**SET PROBLEM**
Count how many lines hold the word "color" and give that number as the whole answer.

**SOURCE DATA**
◆ ◆ ◆ ◆
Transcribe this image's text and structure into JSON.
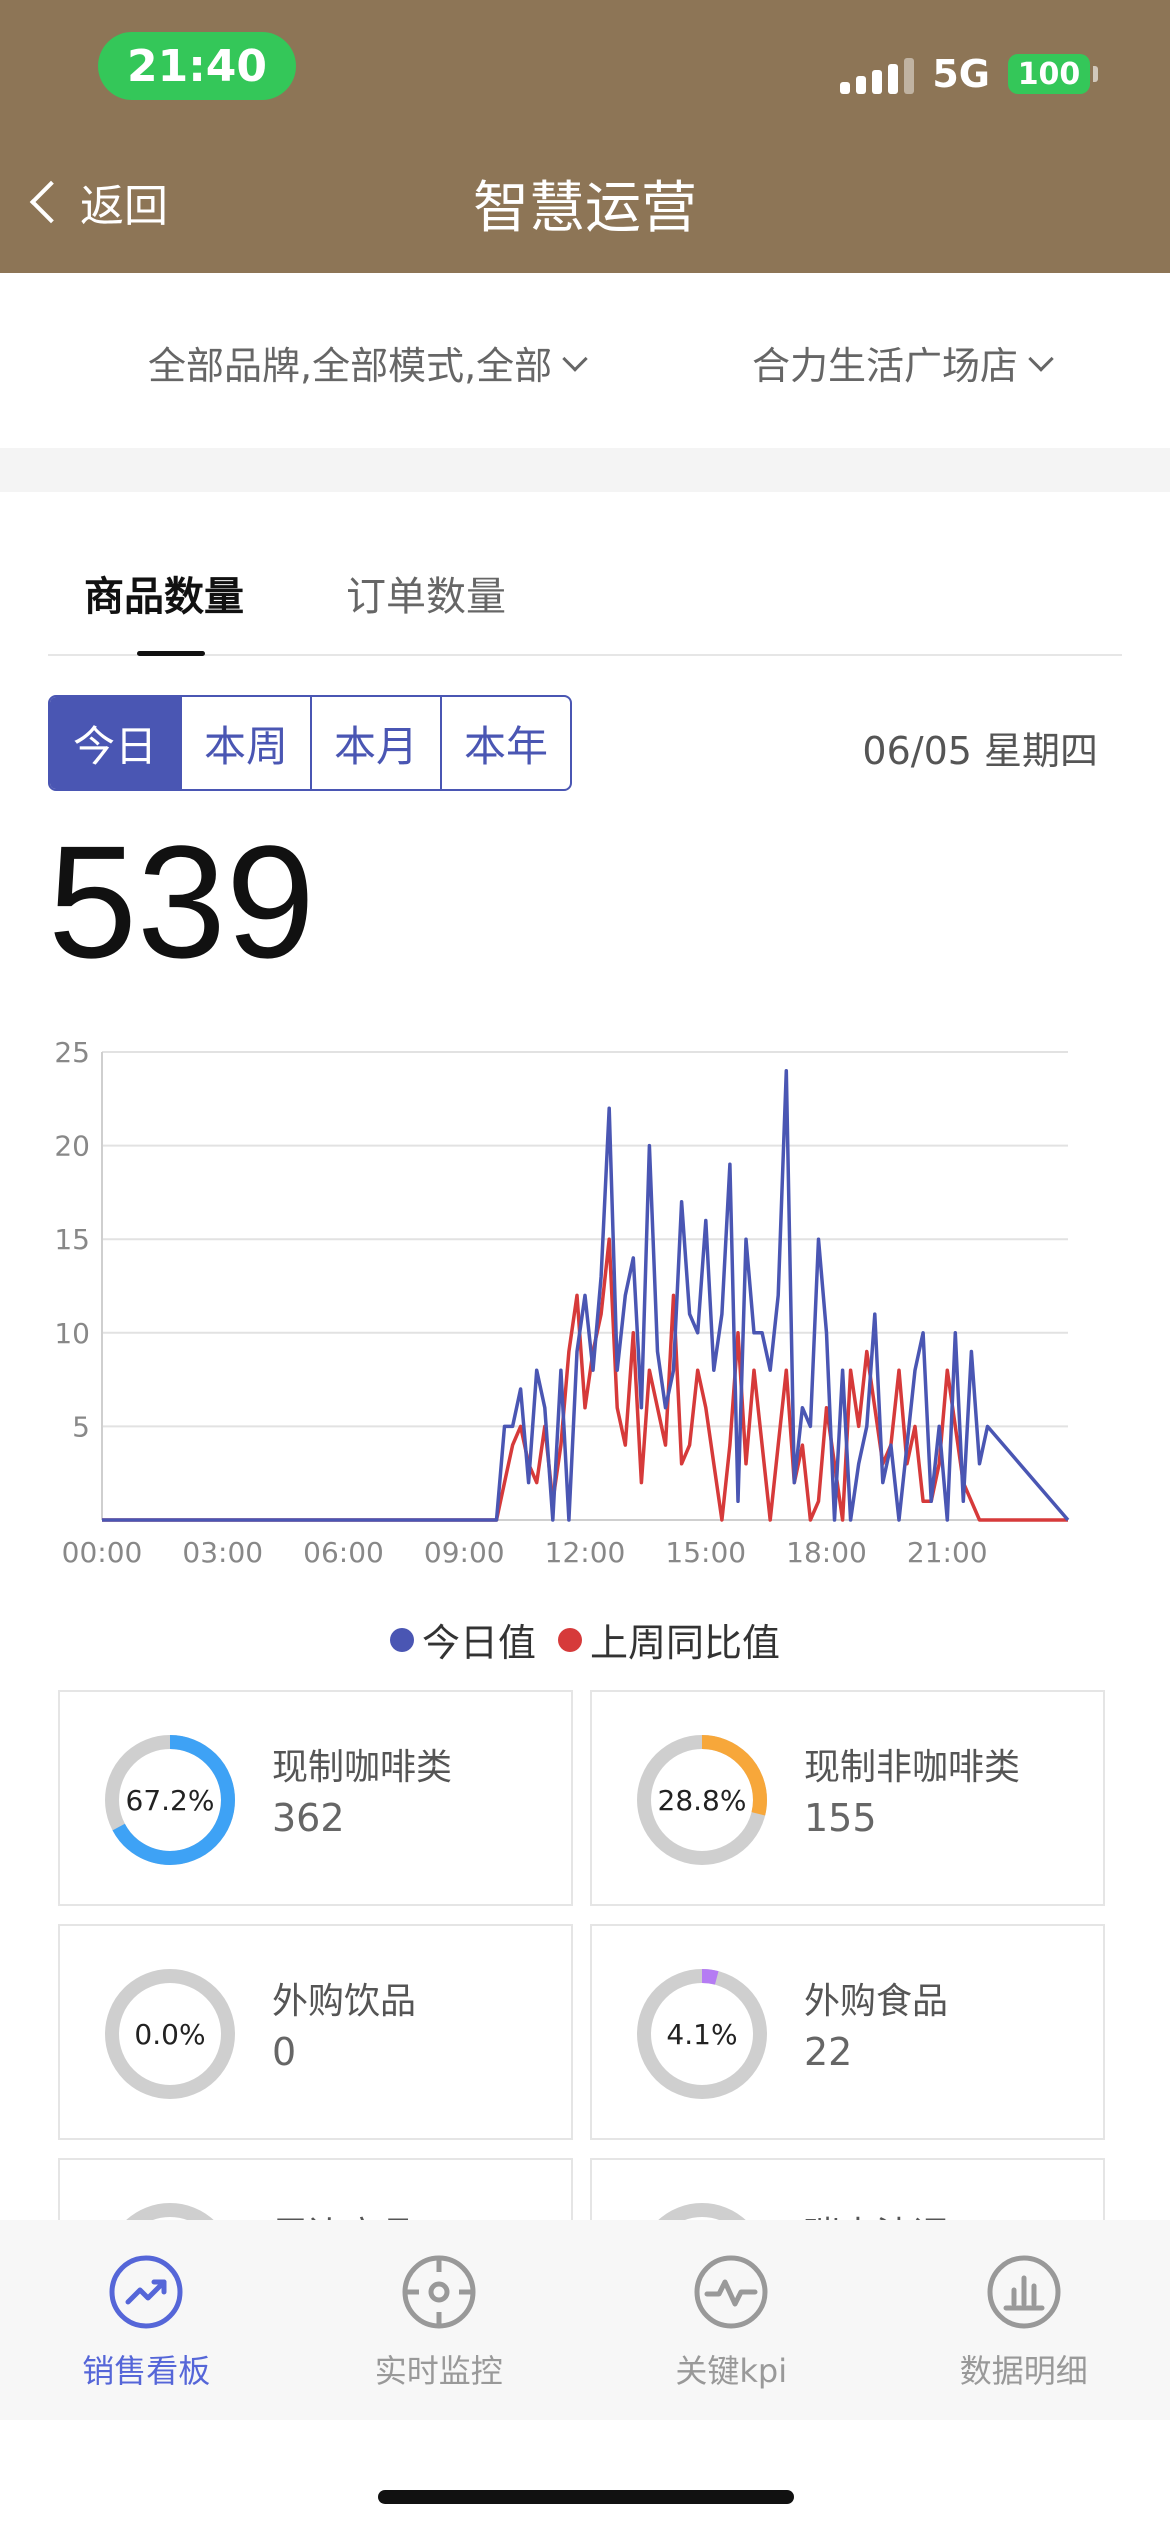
{
  "status_bar": {
    "time": "21:40",
    "network": "5G",
    "battery": "100"
  },
  "nav": {
    "back_label": "返回",
    "title": "智慧运营"
  },
  "filters": {
    "brand_filter": "全部品牌,全部模式,全部",
    "store_filter": "合力生活广场店"
  },
  "tabs": [
    {
      "label": "商品数量",
      "active": true
    },
    {
      "label": "订单数量",
      "active": false
    }
  ],
  "periods": [
    {
      "label": "今日",
      "active": true
    },
    {
      "label": "本周",
      "active": false
    },
    {
      "label": "本月",
      "active": false
    },
    {
      "label": "本年",
      "active": false
    }
  ],
  "date_label": "06/05 星期四",
  "total": "539",
  "chart_data": {
    "type": "line",
    "x_tick_labels": [
      "00:00",
      "03:00",
      "06:00",
      "09:00",
      "12:00",
      "15:00",
      "18:00",
      "21:00"
    ],
    "ylim": [
      0,
      25
    ],
    "y_ticks": [
      5,
      10,
      15,
      20,
      25
    ],
    "x_unit": "hour",
    "xlim": [
      0,
      24
    ],
    "grid": true,
    "legend_position": "bottom",
    "series": [
      {
        "name": "今日值",
        "color": "#4a56b3",
        "x": [
          0,
          9.8,
          10.0,
          10.2,
          10.4,
          10.6,
          10.8,
          11.0,
          11.2,
          11.4,
          11.6,
          11.8,
          12.0,
          12.2,
          12.4,
          12.6,
          12.8,
          13.0,
          13.2,
          13.4,
          13.6,
          13.8,
          14.0,
          14.2,
          14.4,
          14.6,
          14.8,
          15.0,
          15.2,
          15.4,
          15.6,
          15.8,
          16.0,
          16.2,
          16.4,
          16.6,
          16.8,
          17.0,
          17.2,
          17.4,
          17.6,
          17.8,
          18.0,
          18.2,
          18.4,
          18.6,
          18.8,
          19.0,
          19.2,
          19.4,
          19.6,
          19.8,
          20.0,
          20.2,
          20.4,
          20.6,
          20.8,
          21.0,
          21.2,
          21.4,
          21.6,
          21.8,
          22.0,
          24.0
        ],
        "y": [
          0,
          0,
          5,
          5,
          7,
          2,
          8,
          6,
          0,
          8,
          0,
          9,
          12,
          8,
          13,
          22,
          8,
          12,
          14,
          6,
          20,
          9,
          6,
          8,
          17,
          11,
          10,
          16,
          8,
          11,
          19,
          1,
          15,
          10,
          10,
          8,
          12,
          24,
          2,
          6,
          5,
          15,
          10,
          0,
          8,
          0,
          3,
          5,
          11,
          2,
          4,
          0,
          4,
          8,
          10,
          1,
          5,
          0,
          10,
          1,
          9,
          3,
          5,
          0
        ],
        "note": ""
      },
      {
        "name": "上周同比值",
        "color": "#d63a3a",
        "x": [
          0,
          9.8,
          10.0,
          10.2,
          10.4,
          10.6,
          10.8,
          11.0,
          11.2,
          11.4,
          11.6,
          11.8,
          12.0,
          12.2,
          12.4,
          12.6,
          12.8,
          13.0,
          13.2,
          13.4,
          13.6,
          13.8,
          14.0,
          14.2,
          14.4,
          14.6,
          14.8,
          15.0,
          15.2,
          15.4,
          15.6,
          15.8,
          16.0,
          16.2,
          16.4,
          16.6,
          16.8,
          17.0,
          17.2,
          17.4,
          17.6,
          17.8,
          18.0,
          18.2,
          18.4,
          18.6,
          18.8,
          19.0,
          19.2,
          19.4,
          19.6,
          19.8,
          20.0,
          20.2,
          20.4,
          20.6,
          20.8,
          21.0,
          21.2,
          21.4,
          21.6,
          21.8,
          22.0,
          24.0
        ],
        "y": [
          0,
          0,
          2,
          4,
          5,
          3,
          2,
          5,
          1,
          4,
          9,
          12,
          6,
          9,
          11,
          15,
          6,
          4,
          10,
          2,
          8,
          6,
          4,
          12,
          3,
          4,
          8,
          6,
          3,
          0,
          4,
          10,
          3,
          8,
          4,
          0,
          4,
          8,
          2,
          4,
          0,
          1,
          6,
          3,
          0,
          8,
          5,
          9,
          6,
          3,
          4,
          8,
          3,
          5,
          1,
          1,
          3,
          8,
          5,
          2,
          1,
          0,
          0,
          0
        ],
        "note": ""
      }
    ]
  },
  "legend": {
    "today": "今日值",
    "last_week": "上周同比值"
  },
  "categories": [
    {
      "pct_label": "67.2%",
      "pct": 0.672,
      "name": "现制咖啡类",
      "value": "362",
      "color": "#3ea2f5"
    },
    {
      "pct_label": "28.8%",
      "pct": 0.288,
      "name": "现制非咖啡类",
      "value": "155",
      "color": "#f7a73a"
    },
    {
      "pct_label": "0.0%",
      "pct": 0.0,
      "name": "外购饮品",
      "value": "0",
      "color": "#9b6cf0"
    },
    {
      "pct_label": "4.1%",
      "pct": 0.041,
      "name": "外购食品",
      "value": "22",
      "color": "#b57cf3"
    },
    {
      "pct_label": "",
      "pct": 0.0,
      "name": "周边商品",
      "value": "",
      "color": "#cccccc"
    },
    {
      "pct_label": "",
      "pct": 0.0,
      "name": "瑞幸法调",
      "value": "",
      "color": "#cccccc"
    }
  ],
  "bottom_nav": [
    {
      "label": "销售看板",
      "icon": "trend-icon",
      "active": true
    },
    {
      "label": "实时监控",
      "icon": "crosshair-icon",
      "active": false
    },
    {
      "label": "关键kpi",
      "icon": "pulse-icon",
      "active": false
    },
    {
      "label": "数据明细",
      "icon": "bar-chart-icon",
      "active": false
    }
  ]
}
◆ ◆ ◆ ◆
**RIGHT ANSWER**
8